§ DATA TO PROCESS
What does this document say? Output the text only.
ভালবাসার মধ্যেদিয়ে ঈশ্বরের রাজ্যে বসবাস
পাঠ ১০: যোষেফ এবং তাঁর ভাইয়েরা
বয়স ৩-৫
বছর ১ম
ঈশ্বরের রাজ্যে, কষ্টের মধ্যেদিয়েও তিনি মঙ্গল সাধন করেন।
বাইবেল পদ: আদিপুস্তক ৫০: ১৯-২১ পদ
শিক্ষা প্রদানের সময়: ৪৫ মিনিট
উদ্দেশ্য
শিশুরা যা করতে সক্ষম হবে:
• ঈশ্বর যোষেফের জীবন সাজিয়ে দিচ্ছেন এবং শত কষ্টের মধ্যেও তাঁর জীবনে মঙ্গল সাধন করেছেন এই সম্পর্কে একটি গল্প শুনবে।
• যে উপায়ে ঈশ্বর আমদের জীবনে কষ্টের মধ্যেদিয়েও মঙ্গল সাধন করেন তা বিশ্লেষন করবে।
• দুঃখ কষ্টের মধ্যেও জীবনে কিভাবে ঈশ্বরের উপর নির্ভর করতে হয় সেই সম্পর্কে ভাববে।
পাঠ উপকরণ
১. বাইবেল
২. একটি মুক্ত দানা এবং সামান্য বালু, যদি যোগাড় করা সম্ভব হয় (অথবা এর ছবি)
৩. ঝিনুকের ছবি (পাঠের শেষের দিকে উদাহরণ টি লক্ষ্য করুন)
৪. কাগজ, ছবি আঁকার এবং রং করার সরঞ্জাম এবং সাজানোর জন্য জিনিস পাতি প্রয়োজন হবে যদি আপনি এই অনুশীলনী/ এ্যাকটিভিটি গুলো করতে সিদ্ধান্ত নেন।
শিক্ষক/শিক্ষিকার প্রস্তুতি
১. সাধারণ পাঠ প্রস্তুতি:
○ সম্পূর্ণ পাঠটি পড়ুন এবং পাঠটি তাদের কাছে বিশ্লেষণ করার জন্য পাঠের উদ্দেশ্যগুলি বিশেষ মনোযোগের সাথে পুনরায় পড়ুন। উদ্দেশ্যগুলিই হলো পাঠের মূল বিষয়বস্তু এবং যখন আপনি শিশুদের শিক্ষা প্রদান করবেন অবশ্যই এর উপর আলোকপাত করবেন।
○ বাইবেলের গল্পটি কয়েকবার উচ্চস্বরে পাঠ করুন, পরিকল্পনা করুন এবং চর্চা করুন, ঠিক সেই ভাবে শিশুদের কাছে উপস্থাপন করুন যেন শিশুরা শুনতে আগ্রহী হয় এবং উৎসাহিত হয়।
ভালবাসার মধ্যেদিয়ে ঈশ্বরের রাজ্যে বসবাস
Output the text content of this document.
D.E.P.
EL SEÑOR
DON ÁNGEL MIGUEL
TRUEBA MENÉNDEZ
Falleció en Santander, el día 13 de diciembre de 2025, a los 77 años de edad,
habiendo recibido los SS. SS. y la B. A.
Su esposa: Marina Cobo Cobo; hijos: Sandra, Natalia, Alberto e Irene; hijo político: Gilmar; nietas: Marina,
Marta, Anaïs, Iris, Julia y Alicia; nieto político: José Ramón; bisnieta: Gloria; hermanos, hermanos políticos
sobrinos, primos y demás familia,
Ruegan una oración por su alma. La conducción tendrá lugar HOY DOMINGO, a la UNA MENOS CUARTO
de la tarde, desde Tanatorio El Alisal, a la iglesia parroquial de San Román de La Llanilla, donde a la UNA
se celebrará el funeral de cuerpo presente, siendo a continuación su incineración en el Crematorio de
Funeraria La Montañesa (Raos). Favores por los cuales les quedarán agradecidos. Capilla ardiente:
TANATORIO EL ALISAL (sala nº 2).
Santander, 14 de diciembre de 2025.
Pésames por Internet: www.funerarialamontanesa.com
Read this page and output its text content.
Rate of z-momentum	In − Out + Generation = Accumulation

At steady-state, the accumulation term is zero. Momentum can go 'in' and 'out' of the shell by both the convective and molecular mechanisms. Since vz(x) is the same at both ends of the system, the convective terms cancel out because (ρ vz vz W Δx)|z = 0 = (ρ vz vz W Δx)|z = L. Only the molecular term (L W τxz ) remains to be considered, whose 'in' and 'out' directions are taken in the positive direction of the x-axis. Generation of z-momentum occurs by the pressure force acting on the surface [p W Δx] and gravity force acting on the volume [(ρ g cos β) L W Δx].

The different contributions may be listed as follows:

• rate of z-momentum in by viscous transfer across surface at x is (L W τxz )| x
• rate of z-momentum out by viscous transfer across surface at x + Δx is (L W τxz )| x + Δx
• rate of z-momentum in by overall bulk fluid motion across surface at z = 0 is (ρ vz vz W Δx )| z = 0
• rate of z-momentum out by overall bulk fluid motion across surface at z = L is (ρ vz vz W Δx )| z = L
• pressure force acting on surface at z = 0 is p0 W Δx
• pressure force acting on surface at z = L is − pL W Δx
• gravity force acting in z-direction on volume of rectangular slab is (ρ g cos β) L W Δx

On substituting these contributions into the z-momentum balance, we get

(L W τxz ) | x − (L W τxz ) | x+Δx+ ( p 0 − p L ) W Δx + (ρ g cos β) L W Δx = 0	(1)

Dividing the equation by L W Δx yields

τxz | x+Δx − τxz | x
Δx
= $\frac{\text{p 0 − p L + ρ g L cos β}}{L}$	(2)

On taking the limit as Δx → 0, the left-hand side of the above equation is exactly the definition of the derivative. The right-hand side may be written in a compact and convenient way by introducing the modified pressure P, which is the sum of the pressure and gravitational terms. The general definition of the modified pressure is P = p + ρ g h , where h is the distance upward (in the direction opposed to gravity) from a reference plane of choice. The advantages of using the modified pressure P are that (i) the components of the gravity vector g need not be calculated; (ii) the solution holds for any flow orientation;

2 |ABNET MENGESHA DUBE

§ WHAT YOU SHOULD DO
Gather each line that holds "Santander".

§ SOLUTION TO THIS EXERCISE
Falleció en Santander, el día 13 de diciembre de 2025, a los 77 años de edad,
Santander, 14 de diciembre de 2025.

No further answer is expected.